• **Records for this exercise**
[Start]

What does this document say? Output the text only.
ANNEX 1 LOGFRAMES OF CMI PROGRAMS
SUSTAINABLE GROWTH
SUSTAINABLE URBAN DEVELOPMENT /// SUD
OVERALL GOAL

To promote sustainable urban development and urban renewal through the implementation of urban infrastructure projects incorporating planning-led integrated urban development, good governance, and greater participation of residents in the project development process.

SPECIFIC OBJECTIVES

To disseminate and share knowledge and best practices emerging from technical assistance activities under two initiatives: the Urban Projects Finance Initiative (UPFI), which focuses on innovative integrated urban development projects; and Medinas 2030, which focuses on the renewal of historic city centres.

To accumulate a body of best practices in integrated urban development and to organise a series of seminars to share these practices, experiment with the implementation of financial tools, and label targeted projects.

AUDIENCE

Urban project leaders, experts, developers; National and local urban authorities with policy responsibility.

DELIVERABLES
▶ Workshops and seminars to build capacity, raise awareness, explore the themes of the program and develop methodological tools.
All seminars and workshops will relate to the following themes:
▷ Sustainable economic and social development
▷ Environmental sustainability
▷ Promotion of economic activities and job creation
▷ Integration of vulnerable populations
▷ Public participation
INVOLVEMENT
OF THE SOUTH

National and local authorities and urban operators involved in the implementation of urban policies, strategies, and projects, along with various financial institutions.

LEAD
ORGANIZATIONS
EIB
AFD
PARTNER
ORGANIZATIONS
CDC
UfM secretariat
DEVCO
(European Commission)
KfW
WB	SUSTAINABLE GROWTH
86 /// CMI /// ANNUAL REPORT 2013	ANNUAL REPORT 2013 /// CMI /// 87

[End]

• **Description of the task**
Show each line of the data that contains the string "National".

• **Final answer**
Urban project leaders, experts, developers; National and local urban authorities with policy responsibility.
National and local authorities and urban operators involved in the implementation of urban policies, strategies, and projects, along with various financial institutions.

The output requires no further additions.